→ **Your goal**: Answer with a single number: the count of lines that hold "финансовом".

Saved data entries:
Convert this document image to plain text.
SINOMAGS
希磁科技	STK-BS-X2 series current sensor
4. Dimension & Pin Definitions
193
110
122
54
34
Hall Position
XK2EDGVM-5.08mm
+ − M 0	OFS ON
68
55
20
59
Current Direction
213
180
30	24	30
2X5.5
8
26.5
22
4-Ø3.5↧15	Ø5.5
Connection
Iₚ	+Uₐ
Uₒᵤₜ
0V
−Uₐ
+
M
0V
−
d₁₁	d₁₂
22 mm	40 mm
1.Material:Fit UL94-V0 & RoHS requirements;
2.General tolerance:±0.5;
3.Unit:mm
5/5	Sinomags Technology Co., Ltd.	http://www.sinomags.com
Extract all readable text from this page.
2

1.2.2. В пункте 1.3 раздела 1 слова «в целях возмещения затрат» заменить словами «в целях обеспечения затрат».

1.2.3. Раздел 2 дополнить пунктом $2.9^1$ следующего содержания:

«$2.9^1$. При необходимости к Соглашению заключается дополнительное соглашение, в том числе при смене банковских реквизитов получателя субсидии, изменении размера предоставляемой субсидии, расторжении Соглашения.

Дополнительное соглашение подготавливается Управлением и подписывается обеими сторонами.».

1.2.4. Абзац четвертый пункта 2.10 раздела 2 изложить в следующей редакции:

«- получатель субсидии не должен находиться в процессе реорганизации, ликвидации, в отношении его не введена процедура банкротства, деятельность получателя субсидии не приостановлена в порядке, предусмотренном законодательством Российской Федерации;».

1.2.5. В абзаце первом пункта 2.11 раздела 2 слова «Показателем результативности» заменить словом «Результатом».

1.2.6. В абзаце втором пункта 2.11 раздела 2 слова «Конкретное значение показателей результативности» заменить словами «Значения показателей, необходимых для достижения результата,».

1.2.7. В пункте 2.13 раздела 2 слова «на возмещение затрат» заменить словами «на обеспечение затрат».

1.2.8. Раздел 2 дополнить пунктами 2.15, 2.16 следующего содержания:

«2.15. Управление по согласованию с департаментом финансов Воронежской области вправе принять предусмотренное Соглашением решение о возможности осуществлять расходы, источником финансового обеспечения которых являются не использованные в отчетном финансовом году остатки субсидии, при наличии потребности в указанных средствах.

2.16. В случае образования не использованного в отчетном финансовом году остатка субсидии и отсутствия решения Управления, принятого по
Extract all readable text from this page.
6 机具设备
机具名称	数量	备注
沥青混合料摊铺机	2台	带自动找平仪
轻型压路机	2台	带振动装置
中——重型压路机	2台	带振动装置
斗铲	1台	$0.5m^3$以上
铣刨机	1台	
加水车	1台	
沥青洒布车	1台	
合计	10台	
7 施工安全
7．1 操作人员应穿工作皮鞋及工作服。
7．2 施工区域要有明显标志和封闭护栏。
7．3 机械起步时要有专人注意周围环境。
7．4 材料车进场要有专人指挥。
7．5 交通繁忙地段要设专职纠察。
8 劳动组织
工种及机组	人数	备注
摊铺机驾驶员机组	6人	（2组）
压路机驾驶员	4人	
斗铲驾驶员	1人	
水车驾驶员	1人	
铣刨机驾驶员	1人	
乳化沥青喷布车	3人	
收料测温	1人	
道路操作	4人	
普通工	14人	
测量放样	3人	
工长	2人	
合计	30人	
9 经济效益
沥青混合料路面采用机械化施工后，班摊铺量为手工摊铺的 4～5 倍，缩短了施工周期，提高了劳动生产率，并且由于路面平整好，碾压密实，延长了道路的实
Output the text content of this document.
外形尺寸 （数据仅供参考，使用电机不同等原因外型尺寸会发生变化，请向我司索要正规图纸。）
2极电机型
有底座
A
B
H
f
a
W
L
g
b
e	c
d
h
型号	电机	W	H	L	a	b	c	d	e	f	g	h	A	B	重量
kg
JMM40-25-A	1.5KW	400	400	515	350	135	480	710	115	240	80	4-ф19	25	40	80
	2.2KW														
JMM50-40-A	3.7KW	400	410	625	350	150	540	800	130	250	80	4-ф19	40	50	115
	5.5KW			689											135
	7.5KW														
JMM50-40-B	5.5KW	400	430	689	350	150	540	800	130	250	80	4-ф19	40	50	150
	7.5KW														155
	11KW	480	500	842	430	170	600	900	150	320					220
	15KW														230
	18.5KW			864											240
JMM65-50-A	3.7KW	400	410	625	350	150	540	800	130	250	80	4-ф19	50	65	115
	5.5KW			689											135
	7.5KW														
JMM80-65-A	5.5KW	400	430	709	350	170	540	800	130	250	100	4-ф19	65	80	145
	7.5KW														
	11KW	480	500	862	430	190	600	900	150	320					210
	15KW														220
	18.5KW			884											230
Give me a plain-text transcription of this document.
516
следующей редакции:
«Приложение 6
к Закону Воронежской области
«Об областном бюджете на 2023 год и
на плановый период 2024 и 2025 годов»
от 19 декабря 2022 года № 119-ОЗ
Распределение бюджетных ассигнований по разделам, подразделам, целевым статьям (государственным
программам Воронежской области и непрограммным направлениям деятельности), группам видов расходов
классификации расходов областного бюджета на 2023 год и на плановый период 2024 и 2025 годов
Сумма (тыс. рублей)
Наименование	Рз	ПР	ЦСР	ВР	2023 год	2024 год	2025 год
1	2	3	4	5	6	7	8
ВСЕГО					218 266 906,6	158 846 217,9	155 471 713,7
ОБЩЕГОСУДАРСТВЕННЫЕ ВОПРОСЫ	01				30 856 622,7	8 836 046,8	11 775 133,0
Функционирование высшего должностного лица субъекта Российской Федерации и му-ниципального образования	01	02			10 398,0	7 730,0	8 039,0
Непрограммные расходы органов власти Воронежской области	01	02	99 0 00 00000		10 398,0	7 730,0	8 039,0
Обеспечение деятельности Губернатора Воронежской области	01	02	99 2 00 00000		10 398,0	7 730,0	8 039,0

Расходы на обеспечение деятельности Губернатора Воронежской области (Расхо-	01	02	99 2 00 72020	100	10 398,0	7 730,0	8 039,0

→ **Problem solution**: 2